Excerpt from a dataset
begin

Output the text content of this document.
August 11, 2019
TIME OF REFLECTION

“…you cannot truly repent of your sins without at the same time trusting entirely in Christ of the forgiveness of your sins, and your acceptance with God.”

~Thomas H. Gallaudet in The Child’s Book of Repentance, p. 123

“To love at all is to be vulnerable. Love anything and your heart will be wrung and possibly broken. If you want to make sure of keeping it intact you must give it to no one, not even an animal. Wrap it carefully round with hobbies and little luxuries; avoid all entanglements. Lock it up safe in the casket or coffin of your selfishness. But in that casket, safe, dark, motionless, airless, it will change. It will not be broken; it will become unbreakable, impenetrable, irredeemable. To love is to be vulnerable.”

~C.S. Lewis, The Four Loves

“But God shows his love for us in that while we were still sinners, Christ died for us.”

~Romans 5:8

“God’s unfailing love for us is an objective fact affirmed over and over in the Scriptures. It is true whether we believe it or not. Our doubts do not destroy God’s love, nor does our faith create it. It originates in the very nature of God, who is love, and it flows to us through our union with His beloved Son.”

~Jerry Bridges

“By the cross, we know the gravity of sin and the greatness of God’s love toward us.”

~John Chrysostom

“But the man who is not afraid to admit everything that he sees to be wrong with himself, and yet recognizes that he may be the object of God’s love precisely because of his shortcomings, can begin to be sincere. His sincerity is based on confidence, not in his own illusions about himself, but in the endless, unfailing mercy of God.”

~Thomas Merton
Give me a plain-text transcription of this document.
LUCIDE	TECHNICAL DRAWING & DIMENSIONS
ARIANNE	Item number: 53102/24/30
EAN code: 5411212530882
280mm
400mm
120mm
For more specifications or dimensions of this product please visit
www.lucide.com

end

What is required:
Look back over the material above and state how many lines hold the word "your". Write the number and nothing else.

Response to this exercise:
2